Reproduce the listing below exactly. Pictures do not belong in the copy.

— START —

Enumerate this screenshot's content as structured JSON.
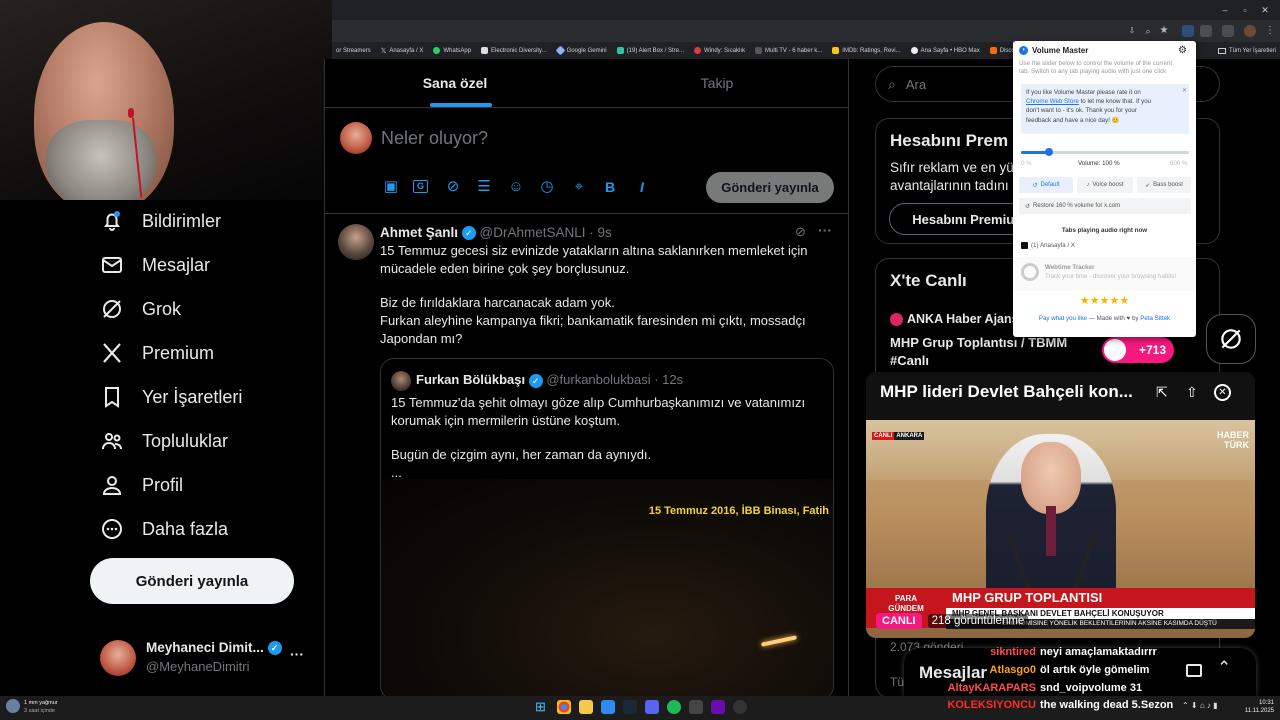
{
  "browser": {
    "bookmarks": [
      "or Streamers",
      "Anasayfa / X",
      "WhatsApp",
      "Electronic Diversity...",
      "Google Gemini",
      "(19) Alert Box / Stre...",
      "Windy: Sıcaklık",
      "Multi TV - 6 haber k...",
      "IMDb: Ratings, Revi...",
      "Ana Sayfa • HBO Max",
      "Discover -"
    ],
    "all_bookmarks": "Tüm Yer İşaretleri"
  },
  "nav": {
    "items": [
      "Bildirimler",
      "Mesajlar",
      "Grok",
      "Premium",
      "Yer İşaretleri",
      "Topluluklar",
      "Profil",
      "Daha fazla"
    ],
    "post_button": "Gönderi yayınla",
    "profile_name": "Meyhaneci Dimit...",
    "profile_handle": "@MeyhaneDimitri",
    "more": "···"
  },
  "feed": {
    "tabs": [
      "Sana özel",
      "Takip"
    ],
    "compose_placeholder": "Neler oluyor?",
    "send_button": "Gönderi yayınla",
    "tweet": {
      "name": "Ahmet Şanlı",
      "handle": "@DrAhmetSANLI",
      "time": "· 9s",
      "lines": [
        "15 Temmuz gecesi siz evinizde yatakların altına saklanırken memleket için",
        "mücadele eden birine çok şey borçlusunuz.",
        "",
        "Biz de fırıldaklara harcanacak adam yok.",
        "Furkan aleyhine kampanya fikri; bankamatik faresinden mi çıktı, mossadçı",
        "Japondan mı?"
      ]
    },
    "quote": {
      "name": "Furkan Bölükbaşı",
      "handle": "@furkanbolukbasi",
      "time": "· 12s",
      "lines": [
        "15 Temmuz'da şehit olmayı göze alıp Cumhurbaşkanımızı ve vatanımızı",
        "korumak için mermilerin üstüne koştum.",
        "",
        "Bugün de çizgim aynı, her zaman da aynıydı.",
        "..."
      ],
      "video_caption": "15 Temmuz 2016, İBB Binası, Fatih"
    }
  },
  "right": {
    "search_placeholder": "Ara",
    "premium_title": "Hesabını Prem",
    "premium_text_1": "Sıfır reklam ve en yük",
    "premium_text_2": "avantajlarının tadını ç",
    "premium_button": "Hesabını Premium",
    "live_title": "X'te Canlı",
    "live_source": "ANKA Haber Ajans",
    "live_topic_1": "MHP Grup Toplantısı / TBMM",
    "live_topic_2": "#Canlı",
    "live_count": "+713",
    "partial_count": "2.073 gönderi",
    "partial_text": "Tür"
  },
  "volume_master": {
    "title": "Volume Master",
    "desc_1": "Use the slider below to control the volume of the current",
    "desc_2": "tab. Switch to any tab playing audio with just one click",
    "notice_1": "If you like Volume Master please rate it on",
    "notice_link": "Chrome Web Store",
    "notice_2": " to let me know that. If you",
    "notice_3": "don't want to - it's ok. Thank you for your",
    "notice_4": "feedback and have a nice day! 😊",
    "min_label": "0 %",
    "volume_label": "Volume: 100 %",
    "max_label": "600 %",
    "volume_fraction": 0.1667,
    "btn_default": "Default",
    "btn_voice": "Voice boost",
    "btn_bass": "Bass boost",
    "restore": "Restore 160 % volume for x.com",
    "tabs_heading": "Tabs playing audio right now",
    "tab_item": "(1) Anasayfa / X",
    "tracker_title": "Webtime Tracker",
    "tracker_desc": "Track your time - discover your browsing habits!",
    "pay_text": "Pay what you like",
    "made_with": " — Made with ♥ by ",
    "author": "Peta Sittek"
  },
  "pip": {
    "title": "MHP lideri Devlet Bahçeli kon...",
    "canli_badge": "CANLI",
    "channel_tag": "ANKARA",
    "logo_1": "HABER",
    "logo_2": "TÜRK",
    "para": "PARA",
    "gundem": "GÜNDEM",
    "headline": "MHP GRUP TOPLANTISI",
    "subhead": "MHP GENEL BAŞKANI DEVLET BAHÇELİ KONUŞUYOR",
    "ticker": "EKONOMİSİNE YÖNELİK BEKLENTİLERİNİN AKSİNE KASIMDA DÜŞTÜ",
    "live_label": "CANLI",
    "views": "218 görüntülenme"
  },
  "chat": {
    "messages_label": "Mesajlar",
    "lines": [
      {
        "user": "sikntired",
        "text": "neyi amaçlamaktadırrr",
        "color": "#ff4d4d"
      },
      {
        "user": "Atlasgo0",
        "text": "öl artık öyle gömelim",
        "color": "#ff9f1a"
      },
      {
        "user": "AltayKARAPARS",
        "text": "snd_voipvolume 31",
        "color": "#ff4d4d"
      },
      {
        "user": "KOLEKSIYONCU",
        "text": "the walking dead 5.Sezon",
        "color": "#ff2a2a"
      }
    ]
  },
  "taskbar": {
    "weather_1": "1 mm yağmur",
    "weather_2": "3 saat içinde",
    "time": "10:31",
    "date": "11.11.2025"
  }
}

— END —

▶ [Final result]:
Enumerate this screenshot's content as structured JSON.
{
  "browser": {
    "bookmarks": [
      "or Streamers",
      "Anasayfa / X",
      "WhatsApp",
      "Electronic Diversity...",
      "Google Gemini",
      "(19) Alert Box / Stre...",
      "Windy: Sıcaklık",
      "Multi TV - 6 haber k...",
      "IMDb: Ratings, Revi...",
      "Ana Sayfa • HBO Max",
      "Discover -"
    ],
    "all_bookmarks": "Tüm Yer İşaretleri"
  },
  "nav": {
    "items": [
      "Bildirimler",
      "Mesajlar",
      "Grok",
      "Premium",
      "Yer İşaretleri",
      "Topluluklar",
      "Profil",
      "Daha fazla"
    ],
    "post_button": "Gönderi yayınla",
    "profile_name": "Meyhaneci Dimit...",
    "profile_handle": "@MeyhaneDimitri",
    "more": "···"
  },
  "feed": {
    "tabs": [
      "Sana özel",
      "Takip"
    ],
    "compose_placeholder": "Neler oluyor?",
    "send_button": "Gönderi yayınla",
    "tweet": {
      "name": "Ahmet Şanlı",
      "handle": "@DrAhmetSANLI",
      "time": "· 9s",
      "lines": [
        "15 Temmuz gecesi siz evinizde yatakların altına saklanırken memleket için",
        "mücadele eden birine çok şey borçlusunuz.",
        "",
        "Biz de fırıldaklara harcanacak adam yok.",
        "Furkan aleyhine kampanya fikri; bankamatik faresinden mi çıktı, mossadçı",
        "Japondan mı?"
      ]
    },
    "quote": {
      "name": "Furkan Bölükbaşı",
      "handle": "@furkanbolukbasi",
      "time": "· 12s",
      "lines": [
        "15 Temmuz'da şehit olmayı göze alıp Cumhurbaşkanımızı ve vatanımızı",
        "korumak için mermilerin üstüne koştum.",
        "",
        "Bugün de çizgim aynı, her zaman da aynıydı.",
        "..."
      ],
      "video_caption": "15 Temmuz 2016, İBB Binası, Fatih"
    }
  },
  "right": {
    "search_placeholder": "Ara",
    "premium_title": "Hesabını Prem",
    "premium_text_1": "Sıfır reklam ve en yük",
    "premium_text_2": "avantajlarının tadını ç",
    "premium_button": "Hesabını Premium",
    "live_title": "X'te Canlı",
    "live_source": "ANKA Haber Ajans",
    "live_topic_1": "MHP Grup Toplantısı / TBMM",
    "live_topic_2": "#Canlı",
    "live_count": "+713",
    "partial_count": "2.073 gönderi",
    "partial_text": "Tür"
  },
  "volume_master": {
    "title": "Volume Master",
    "desc_1": "Use the slider below to control the volume of the current",
    "desc_2": "tab. Switch to any tab playing audio with just one click",
    "notice_1": "If you like Volume Master please rate it on",
    "notice_link": "Chrome Web Store",
    "notice_2": " to let me know that. If you",
    "notice_3": "don't want to - it's ok. Thank you for your",
    "notice_4": "feedback and have a nice day! 😊",
    "min_label": "0 %",
    "volume_label": "Volume: 100 %",
    "max_label": "600 %",
    "volume_fraction": 0.1667,
    "btn_default": "Default",
    "btn_voice": "Voice boost",
    "btn_bass": "Bass boost",
    "restore": "Restore 160 % volume for x.com",
    "tabs_heading": "Tabs playing audio right now",
    "tab_item": "(1) Anasayfa / X",
    "tracker_title": "Webtime Tracker",
    "tracker_desc": "Track your time - discover your browsing habits!",
    "pay_text": "Pay what you like",
    "made_with": " — Made with ♥ by ",
    "author": "Peta Sittek"
  },
  "pip": {
    "title": "MHP lideri Devlet Bahçeli kon...",
    "canli_badge": "CANLI",
    "channel_tag": "ANKARA",
    "logo_1": "HABER",
    "logo_2": "TÜRK",
    "para": "PARA",
    "gundem": "GÜNDEM",
    "headline": "MHP GRUP TOPLANTISI",
    "subhead": "MHP GENEL BAŞKANI DEVLET BAHÇELİ KONUŞUYOR",
    "ticker": "EKONOMİSİNE YÖNELİK BEKLENTİLERİNİN AKSİNE KASIMDA DÜŞTÜ",
    "live_label": "CANLI",
    "views": "218 görüntülenme"
  },
  "chat": {
    "messages_label": "Mesajlar",
    "lines": [
      {
        "user": "sikntired",
        "text": "neyi amaçlamaktadırrr",
        "color": "#ff4d4d"
      },
      {
        "user": "Atlasgo0",
        "text": "öl artık öyle gömelim",
        "color": "#ff9f1a"
      },
      {
        "user": "AltayKARAPARS",
        "text": "snd_voipvolume 31",
        "color": "#ff4d4d"
      },
      {
        "user": "KOLEKSIYONCU",
        "text": "the walking dead 5.Sezon",
        "color": "#ff2a2a"
      }
    ]
  },
  "taskbar": {
    "weather_1": "1 mm yağmur",
    "weather_2": "3 saat içinde",
    "time": "10:31",
    "date": "11.11.2025"
  }
}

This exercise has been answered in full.